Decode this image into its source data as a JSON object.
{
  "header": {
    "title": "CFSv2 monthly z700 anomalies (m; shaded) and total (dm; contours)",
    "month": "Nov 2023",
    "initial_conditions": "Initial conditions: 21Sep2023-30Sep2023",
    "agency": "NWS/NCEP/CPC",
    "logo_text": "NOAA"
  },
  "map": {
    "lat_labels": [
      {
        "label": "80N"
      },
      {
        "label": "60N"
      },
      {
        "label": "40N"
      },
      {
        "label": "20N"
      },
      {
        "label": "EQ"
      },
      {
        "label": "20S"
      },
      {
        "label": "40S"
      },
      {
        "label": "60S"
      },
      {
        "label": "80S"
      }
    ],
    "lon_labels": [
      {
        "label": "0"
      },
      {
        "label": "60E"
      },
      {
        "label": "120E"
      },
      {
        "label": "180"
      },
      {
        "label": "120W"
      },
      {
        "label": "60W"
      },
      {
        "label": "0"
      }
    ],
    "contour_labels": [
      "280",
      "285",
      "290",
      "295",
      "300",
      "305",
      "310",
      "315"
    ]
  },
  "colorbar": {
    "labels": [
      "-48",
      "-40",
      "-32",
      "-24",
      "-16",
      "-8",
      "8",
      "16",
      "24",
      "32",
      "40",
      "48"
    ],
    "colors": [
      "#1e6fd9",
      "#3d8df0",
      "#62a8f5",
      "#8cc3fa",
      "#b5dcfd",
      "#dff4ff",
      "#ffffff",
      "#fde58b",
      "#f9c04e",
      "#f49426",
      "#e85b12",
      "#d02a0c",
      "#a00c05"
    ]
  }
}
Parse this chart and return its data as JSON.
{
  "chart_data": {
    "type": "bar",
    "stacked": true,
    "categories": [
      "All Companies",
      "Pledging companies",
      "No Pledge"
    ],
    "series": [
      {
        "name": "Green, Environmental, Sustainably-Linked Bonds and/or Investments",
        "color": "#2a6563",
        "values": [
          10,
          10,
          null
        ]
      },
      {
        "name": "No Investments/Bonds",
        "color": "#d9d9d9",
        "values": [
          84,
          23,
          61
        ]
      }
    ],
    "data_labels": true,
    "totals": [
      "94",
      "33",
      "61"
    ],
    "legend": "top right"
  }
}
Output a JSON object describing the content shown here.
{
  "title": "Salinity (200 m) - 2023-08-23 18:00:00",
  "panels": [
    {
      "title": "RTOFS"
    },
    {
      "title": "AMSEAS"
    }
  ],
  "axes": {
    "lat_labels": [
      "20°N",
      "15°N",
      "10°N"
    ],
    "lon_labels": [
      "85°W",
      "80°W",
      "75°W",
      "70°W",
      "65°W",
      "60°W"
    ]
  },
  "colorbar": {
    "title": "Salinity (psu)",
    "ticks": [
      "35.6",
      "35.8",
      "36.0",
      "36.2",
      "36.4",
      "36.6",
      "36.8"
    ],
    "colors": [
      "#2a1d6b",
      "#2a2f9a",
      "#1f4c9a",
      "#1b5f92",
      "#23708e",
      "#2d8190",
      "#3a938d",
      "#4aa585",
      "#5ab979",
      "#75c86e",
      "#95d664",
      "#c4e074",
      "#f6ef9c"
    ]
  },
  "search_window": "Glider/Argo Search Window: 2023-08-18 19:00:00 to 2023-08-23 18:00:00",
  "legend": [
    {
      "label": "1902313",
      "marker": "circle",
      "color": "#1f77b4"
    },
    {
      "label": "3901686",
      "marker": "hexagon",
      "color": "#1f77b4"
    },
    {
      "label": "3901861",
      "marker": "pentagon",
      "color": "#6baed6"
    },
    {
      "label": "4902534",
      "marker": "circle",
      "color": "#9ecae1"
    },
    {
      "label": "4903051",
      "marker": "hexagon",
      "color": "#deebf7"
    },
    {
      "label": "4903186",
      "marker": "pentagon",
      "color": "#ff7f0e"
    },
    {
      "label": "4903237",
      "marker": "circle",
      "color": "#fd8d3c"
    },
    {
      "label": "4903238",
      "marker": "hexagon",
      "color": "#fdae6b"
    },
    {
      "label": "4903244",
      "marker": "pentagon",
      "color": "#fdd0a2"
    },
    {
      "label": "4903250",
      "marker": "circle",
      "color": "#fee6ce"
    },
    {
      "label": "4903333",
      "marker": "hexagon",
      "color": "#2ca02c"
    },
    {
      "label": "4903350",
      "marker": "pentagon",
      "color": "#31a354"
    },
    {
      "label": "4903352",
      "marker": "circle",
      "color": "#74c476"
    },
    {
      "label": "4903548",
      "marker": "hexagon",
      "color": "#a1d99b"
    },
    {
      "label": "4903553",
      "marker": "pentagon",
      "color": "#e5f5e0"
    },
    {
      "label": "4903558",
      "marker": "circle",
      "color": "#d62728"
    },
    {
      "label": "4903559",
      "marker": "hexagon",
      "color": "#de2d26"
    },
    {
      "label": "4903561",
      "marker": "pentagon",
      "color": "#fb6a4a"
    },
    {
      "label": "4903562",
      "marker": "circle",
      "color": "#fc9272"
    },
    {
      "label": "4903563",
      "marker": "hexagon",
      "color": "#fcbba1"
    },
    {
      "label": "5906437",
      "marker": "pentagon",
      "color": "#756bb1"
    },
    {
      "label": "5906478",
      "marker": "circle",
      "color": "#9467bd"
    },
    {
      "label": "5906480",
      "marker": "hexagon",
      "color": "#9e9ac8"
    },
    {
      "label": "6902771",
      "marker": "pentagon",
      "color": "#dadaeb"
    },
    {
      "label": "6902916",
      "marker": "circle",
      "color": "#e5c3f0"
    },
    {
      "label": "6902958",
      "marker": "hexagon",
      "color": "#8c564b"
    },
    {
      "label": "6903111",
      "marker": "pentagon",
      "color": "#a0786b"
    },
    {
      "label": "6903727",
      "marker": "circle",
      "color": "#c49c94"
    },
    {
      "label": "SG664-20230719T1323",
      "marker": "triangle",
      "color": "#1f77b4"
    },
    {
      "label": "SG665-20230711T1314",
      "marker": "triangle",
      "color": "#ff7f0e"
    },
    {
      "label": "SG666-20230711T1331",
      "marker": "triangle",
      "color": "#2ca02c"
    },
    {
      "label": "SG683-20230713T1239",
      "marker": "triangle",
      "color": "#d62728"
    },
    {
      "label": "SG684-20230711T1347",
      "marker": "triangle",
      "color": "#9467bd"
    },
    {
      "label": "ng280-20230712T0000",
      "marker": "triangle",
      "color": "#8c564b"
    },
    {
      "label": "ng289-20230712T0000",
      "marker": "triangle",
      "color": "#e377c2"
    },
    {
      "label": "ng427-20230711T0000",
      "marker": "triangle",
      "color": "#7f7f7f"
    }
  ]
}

□ □ □ □ □ □ □

### Task instructions
Every entry should be printed again exactly as written.

### Answer for this exercise
Decode this image into its source data as a JSON object.
{
  "header": {
    "title": "CFSv2 monthly z700 anomalies (m; shaded) and total (dm; contours)",
    "month": "Nov 2023",
    "initial_conditions": "Initial conditions: 21Sep2023-30Sep2023",
    "agency": "NWS/NCEP/CPC",
    "logo_text": "NOAA"
  },
  "map": {
    "lat_labels": [
      {
        "label": "80N"
      },
      {
        "label": "60N"
      },
      {
        "label": "40N"
      },
      {
        "label": "20N"
      },
      {
        "label": "EQ"
      },
      {
        "label": "20S"
      },
      {
        "label": "40S"
      },
      {
        "label": "60S"
      },
      {
        "label": "80S"
      }
    ],
    "lon_labels": [
      {
        "label": "0"
      },
      {
        "label": "60E"
      },
      {
        "label": "120E"
      },
      {
        "label": "180"
      },
      {
        "label": "120W"
      },
      {
        "label": "60W"
      },
      {
        "label": "0"
      }
    ],
    "contour_labels": [
      "280",
      "285",
      "290",
      "295",
      "300",
      "305",
      "310",
      "315"
    ]
  },
  "colorbar": {
    "labels": [
      "-48",
      "-40",
      "-32",
      "-24",
      "-16",
      "-8",
      "8",
      "16",
      "24",
      "32",
      "40",
      "48"
    ],
    "colors": [
      "#1e6fd9",
      "#3d8df0",
      "#62a8f5",
      "#8cc3fa",
      "#b5dcfd",
      "#dff4ff",
      "#ffffff",
      "#fde58b",
      "#f9c04e",
      "#f49426",
      "#e85b12",
      "#d02a0c",
      "#a00c05"
    ]
  }
}
Parse this chart and return its data as JSON.
{
  "chart_data": {
    "type": "bar",
    "stacked": true,
    "categories": [
      "All Companies",
      "Pledging companies",
      "No Pledge"
    ],
    "series": [
      {
        "name": "Green, Environmental, Sustainably-Linked Bonds and/or Investments",
        "color": "#2a6563",
        "values": [
          10,
          10,
          null
        ]
      },
      {
        "name": "No Investments/Bonds",
        "color": "#d9d9d9",
        "values": [
          84,
          23,
          61
        ]
      }
    ],
    "data_labels": true,
    "totals": [
      "94",
      "33",
      "61"
    ],
    "legend": "top right"
  }
}
Output a JSON object describing the content shown here.
{
  "title": "Salinity (200 m) - 2023-08-23 18:00:00",
  "panels": [
    {
      "title": "RTOFS"
    },
    {
      "title": "AMSEAS"
    }
  ],
  "axes": {
    "lat_labels": [
      "20°N",
      "15°N",
      "10°N"
    ],
    "lon_labels": [
      "85°W",
      "80°W",
      "75°W",
      "70°W",
      "65°W",
      "60°W"
    ]
  },
  "colorbar": {
    "title": "Salinity (psu)",
    "ticks": [
      "35.6",
      "35.8",
      "36.0",
      "36.2",
      "36.4",
      "36.6",
      "36.8"
    ],
    "colors": [
      "#2a1d6b",
      "#2a2f9a",
      "#1f4c9a",
      "#1b5f92",
      "#23708e",
      "#2d8190",
      "#3a938d",
      "#4aa585",
      "#5ab979",
      "#75c86e",
      "#95d664",
      "#c4e074",
      "#f6ef9c"
    ]
  },
  "search_window": "Glider/Argo Search Window: 2023-08-18 19:00:00 to 2023-08-23 18:00:00",
  "legend": [
    {
      "label": "1902313",
      "marker": "circle",
      "color": "#1f77b4"
    },
    {
      "label": "3901686",
      "marker": "hexagon",
      "color": "#1f77b4"
    },
    {
      "label": "3901861",
      "marker": "pentagon",
      "color": "#6baed6"
    },
    {
      "label": "4902534",
      "marker": "circle",
      "color": "#9ecae1"
    },
    {
      "label": "4903051",
      "marker": "hexagon",
      "color": "#deebf7"
    },
    {
      "label": "4903186",
      "marker": "pentagon",
      "color": "#ff7f0e"
    },
    {
      "label": "4903237",
      "marker": "circle",
      "color": "#fd8d3c"
    },
    {
      "label": "4903238",
      "marker": "hexagon",
      "color": "#fdae6b"
    },
    {
      "label": "4903244",
      "marker": "pentagon",
      "color": "#fdd0a2"
    },
    {
      "label": "4903250",
      "marker": "circle",
      "color": "#fee6ce"
    },
    {
      "label": "4903333",
      "marker": "hexagon",
      "color": "#2ca02c"
    },
    {
      "label": "4903350",
      "marker": "pentagon",
      "color": "#31a354"
    },
    {
      "label": "4903352",
      "marker": "circle",
      "color": "#74c476"
    },
    {
      "label": "4903548",
      "marker": "hexagon",
      "color": "#a1d99b"
    },
    {
      "label": "4903553",
      "marker": "pentagon",
      "color": "#e5f5e0"
    },
    {
      "label": "4903558",
      "marker": "circle",
      "color": "#d62728"
    },
    {
      "label": "4903559",
      "marker": "hexagon",
      "color": "#de2d26"
    },
    {
      "label": "4903561",
      "marker": "pentagon",
      "color": "#fb6a4a"
    },
    {
      "label": "4903562",
      "marker": "circle",
      "color": "#fc9272"
    },
    {
      "label": "4903563",
      "marker": "hexagon",
      "color": "#fcbba1"
    },
    {
      "label": "5906437",
      "marker": "pentagon",
      "color": "#756bb1"
    },
    {
      "label": "5906478",
      "marker": "circle",
      "color": "#9467bd"
    },
    {
      "label": "5906480",
      "marker": "hexagon",
      "color": "#9e9ac8"
    },
    {
      "label": "6902771",
      "marker": "pentagon",
      "color": "#dadaeb"
    },
    {
      "label": "6902916",
      "marker": "circle",
      "color": "#e5c3f0"
    },
    {
      "label": "6902958",
      "marker": "hexagon",
      "color": "#8c564b"
    },
    {
      "label": "6903111",
      "marker": "pentagon",
      "color": "#a0786b"
    },
    {
      "label": "6903727",
      "marker": "circle",
      "color": "#c49c94"
    },
    {
      "label": "SG664-20230719T1323",
      "marker": "triangle",
      "color": "#1f77b4"
    },
    {
      "label": "SG665-20230711T1314",
      "marker": "triangle",
      "color": "#ff7f0e"
    },
    {
      "label": "SG666-20230711T1331",
      "marker": "triangle",
      "color": "#2ca02c"
    },
    {
      "label": "SG683-20230713T1239",
      "marker": "triangle",
      "color": "#d62728"
    },
    {
      "label": "SG684-20230711T1347",
      "marker": "triangle",
      "color": "#9467bd"
    },
    {
      "label": "ng280-20230712T0000",
      "marker": "triangle",
      "color": "#8c564b"
    },
    {
      "label": "ng289-20230712T0000",
      "marker": "triangle",
      "color": "#e377c2"
    },
    {
      "label": "ng427-20230711T0000",
      "marker": "triangle",
      "color": "#7f7f7f"
    }
  ]
}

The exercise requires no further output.